TEXT:
AND function gives TRUE result for empty, BLANK cell - why?

Extracted from here, look for the section titled Excel logical functions - facts and figures:

In Excel when you are using logical functions (AND, XOR, NOT, OR), if any of the arguments contains text values or empty cells, such values are ignored.


TL;DR - It is an artifact of how Excel stores and exchanges cell contents internally. An empty cell is a VARIANT with no value, which converts to FALSE due to how programming languages treat the truthiness of zero and non-zero values.

The behavior of AND() (and all of the other logical functions) is to convert both arguments into Booleans, then perform a logical and operation on them. You can peel back the covers and take a look at how it is defined in the Excel object model using Object Browser of the Visual Basic Editor:

AND in Object Browser

Note that it returns a Boolean, not a Variant. This means that at some point during the process of evaluating the function, all of the arguments have to be converted to Booleans. The actual observed behavior indicates that this is done early in the processing - Excel tries to be user friendly by attempting to convert all of the arguments and using the converted values in the calculation if it succeeds. This can be demonstrated by passing the String values "True" and "False" to the function:

=AND("true","true") <---Results in TRUE
=AND("false","true") <---Results in FALSE
Etc.

It also can be demonstrated with numerical arguments - it treats any non-zero value as true and zero as false:

=AND(42,-42) <---Results in TRUE
=AND(0,0) <---Results in FALSE
=AND(42,0) <---Results in FALSE
Etc.

It has the same behavior in combinations:

=AND("false",0) <---Results in FALSE
Etc.

By now you should get the picture. So how does this relate to testing a blank cell? The answer to this lies in how Excel stores the contents of a cell internally. Again, the Excel Object Model is enlightening:

Cell value in Object Browser

Note that it is a COM VARIANT structure. This structure basically contains 2 parts - a type, which tells the code using it how to interpret it, and a data area. A cell with no contents in Excel will have a "value" that is represented by a Variant with the sub-type VT_EMPTY. Again, this can be confirmed with a macro:

Sub DemoMacro()
    'Displays "True" if cell A1 on the active sheet has no contents.
    MsgBox Range("A1").Value2 = vbEmpty
End Sub

So what happens when the AND function converts that to a Boolean? Good question! It happens to be False, similar to how programming languages typically treat zero:

Sub DemoMacro2()
    MsgBox CBool(vbEmpty)
End Sub

You can see the same behavior by omitting arguments entirely:

=AND(,)

...is the same thing as...

=AND({vbEmpty},{vbEmpty})

...which is the same as...

THE PROBLEM:
Retype the passage from the text on Excel's AND function, everything from "Cell value in" down to "Sub DemoMacro2()". None of the work here requires the listing.

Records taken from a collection
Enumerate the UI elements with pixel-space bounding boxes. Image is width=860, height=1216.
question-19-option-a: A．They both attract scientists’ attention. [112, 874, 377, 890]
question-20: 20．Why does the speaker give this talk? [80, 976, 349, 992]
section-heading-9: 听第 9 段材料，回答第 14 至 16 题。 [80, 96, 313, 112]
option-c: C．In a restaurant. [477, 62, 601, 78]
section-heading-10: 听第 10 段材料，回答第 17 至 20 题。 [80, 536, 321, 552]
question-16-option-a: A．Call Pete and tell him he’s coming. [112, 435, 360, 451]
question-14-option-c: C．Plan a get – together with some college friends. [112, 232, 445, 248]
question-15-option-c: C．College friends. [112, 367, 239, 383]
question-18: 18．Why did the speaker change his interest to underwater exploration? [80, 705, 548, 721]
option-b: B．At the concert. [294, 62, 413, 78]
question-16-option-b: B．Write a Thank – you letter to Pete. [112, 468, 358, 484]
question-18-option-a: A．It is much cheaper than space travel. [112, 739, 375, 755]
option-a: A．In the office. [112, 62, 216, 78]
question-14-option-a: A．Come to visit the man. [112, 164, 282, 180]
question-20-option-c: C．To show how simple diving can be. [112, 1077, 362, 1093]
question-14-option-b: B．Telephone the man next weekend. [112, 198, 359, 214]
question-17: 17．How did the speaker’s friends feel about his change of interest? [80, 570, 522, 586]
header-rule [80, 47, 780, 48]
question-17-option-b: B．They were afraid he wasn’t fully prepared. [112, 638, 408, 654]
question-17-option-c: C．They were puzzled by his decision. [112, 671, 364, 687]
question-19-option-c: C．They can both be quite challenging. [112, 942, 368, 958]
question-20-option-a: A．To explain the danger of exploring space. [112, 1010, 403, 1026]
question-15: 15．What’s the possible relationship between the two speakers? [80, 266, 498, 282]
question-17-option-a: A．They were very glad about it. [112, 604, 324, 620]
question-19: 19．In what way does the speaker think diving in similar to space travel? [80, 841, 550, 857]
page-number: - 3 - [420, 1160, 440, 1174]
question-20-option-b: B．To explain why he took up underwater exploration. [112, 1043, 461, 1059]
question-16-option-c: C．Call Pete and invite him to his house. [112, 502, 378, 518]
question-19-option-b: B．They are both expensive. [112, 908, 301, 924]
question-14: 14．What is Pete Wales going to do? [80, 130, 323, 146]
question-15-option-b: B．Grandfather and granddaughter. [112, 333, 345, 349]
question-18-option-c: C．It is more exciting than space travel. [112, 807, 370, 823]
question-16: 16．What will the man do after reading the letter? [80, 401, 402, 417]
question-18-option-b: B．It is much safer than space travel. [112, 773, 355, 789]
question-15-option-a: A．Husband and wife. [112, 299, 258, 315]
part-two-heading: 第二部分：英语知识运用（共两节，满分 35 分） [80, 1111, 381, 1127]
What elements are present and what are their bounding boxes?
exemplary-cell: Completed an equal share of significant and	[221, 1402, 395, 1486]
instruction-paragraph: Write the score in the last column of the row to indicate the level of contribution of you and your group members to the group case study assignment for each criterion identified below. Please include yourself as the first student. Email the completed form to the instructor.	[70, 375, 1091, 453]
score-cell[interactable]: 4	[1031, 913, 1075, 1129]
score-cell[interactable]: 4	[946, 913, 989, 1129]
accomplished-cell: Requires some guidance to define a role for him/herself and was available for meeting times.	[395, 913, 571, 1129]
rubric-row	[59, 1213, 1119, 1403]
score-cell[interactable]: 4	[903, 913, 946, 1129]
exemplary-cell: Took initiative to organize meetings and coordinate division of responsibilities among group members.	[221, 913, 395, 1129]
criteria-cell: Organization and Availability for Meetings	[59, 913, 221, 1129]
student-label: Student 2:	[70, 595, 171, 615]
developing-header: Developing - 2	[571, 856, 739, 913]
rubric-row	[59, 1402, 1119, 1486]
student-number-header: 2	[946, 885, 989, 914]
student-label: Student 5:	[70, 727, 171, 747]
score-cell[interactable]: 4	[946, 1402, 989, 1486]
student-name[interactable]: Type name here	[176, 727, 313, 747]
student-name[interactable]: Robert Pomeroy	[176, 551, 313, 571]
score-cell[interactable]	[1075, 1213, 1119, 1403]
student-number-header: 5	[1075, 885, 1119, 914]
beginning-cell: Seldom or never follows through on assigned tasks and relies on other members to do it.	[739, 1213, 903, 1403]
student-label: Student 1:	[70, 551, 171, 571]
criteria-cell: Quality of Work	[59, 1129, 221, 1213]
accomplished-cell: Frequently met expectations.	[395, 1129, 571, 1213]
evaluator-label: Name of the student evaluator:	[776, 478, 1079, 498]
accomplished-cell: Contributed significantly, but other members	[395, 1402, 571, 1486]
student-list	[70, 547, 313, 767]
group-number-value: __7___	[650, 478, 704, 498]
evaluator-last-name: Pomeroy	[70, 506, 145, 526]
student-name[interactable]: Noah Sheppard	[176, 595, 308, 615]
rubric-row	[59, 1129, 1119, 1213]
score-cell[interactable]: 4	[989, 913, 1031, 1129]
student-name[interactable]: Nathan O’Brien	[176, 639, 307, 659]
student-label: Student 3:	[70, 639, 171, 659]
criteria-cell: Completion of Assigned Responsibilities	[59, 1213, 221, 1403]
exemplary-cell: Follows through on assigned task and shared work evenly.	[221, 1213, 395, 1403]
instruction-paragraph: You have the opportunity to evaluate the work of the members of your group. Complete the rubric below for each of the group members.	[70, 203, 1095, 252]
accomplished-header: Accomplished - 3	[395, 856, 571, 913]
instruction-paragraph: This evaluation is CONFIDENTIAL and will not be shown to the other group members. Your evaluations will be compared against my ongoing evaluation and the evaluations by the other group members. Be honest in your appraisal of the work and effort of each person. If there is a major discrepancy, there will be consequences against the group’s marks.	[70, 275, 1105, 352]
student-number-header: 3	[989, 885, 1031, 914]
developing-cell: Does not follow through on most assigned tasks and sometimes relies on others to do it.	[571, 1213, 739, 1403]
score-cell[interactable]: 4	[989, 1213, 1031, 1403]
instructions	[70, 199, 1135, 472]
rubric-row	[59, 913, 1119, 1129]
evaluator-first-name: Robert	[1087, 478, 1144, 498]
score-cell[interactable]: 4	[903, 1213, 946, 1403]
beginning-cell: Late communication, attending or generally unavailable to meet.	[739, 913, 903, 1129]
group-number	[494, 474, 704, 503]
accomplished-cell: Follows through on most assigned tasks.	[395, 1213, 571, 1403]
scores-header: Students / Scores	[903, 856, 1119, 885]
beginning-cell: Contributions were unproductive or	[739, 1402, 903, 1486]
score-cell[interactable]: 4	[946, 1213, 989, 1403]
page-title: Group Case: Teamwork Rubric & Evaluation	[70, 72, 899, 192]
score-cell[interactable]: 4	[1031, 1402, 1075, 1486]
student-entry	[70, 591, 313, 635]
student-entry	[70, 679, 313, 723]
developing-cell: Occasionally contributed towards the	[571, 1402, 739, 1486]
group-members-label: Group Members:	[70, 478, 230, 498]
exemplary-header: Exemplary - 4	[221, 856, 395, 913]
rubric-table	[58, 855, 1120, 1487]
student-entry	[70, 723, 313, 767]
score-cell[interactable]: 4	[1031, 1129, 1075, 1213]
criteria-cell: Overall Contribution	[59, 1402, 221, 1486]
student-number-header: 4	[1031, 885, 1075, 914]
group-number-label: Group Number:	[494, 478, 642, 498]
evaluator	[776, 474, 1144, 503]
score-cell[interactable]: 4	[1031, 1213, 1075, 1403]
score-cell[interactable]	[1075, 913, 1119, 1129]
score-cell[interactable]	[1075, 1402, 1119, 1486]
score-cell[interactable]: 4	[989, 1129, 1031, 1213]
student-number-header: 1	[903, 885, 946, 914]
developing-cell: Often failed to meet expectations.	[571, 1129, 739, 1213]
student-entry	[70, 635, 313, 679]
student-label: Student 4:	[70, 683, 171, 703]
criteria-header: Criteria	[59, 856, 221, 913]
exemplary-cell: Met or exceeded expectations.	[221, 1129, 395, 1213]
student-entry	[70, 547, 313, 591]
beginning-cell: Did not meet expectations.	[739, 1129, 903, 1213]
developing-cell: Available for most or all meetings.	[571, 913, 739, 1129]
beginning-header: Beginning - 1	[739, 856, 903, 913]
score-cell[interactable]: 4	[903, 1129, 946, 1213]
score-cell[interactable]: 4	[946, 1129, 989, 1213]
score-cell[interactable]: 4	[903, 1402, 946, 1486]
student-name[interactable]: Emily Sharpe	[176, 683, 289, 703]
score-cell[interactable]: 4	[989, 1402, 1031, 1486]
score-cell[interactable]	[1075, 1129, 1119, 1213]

EXERCISE ANSWER:
Cell value in Object Browser

Note that it is a COM VARIANT structure. This structure basically contains 2 parts - a type, which tells the code using it how to interpret it, and a data area. A cell with no contents in Excel will have a "value" that is represented by a Variant with the sub-type VT_EMPTY. Again, this can be confirmed with a macro:

Sub DemoMacro()
    'Displays "True" if cell A1 on the active sheet has no contents.
    MsgBox Range("A1").Value2 = vbEmpty
End Sub

So what happens when the AND function converts that to a Boolean? Good question! It happens to be False, similar to how programming languages typically treat zero:

Sub DemoMacro2()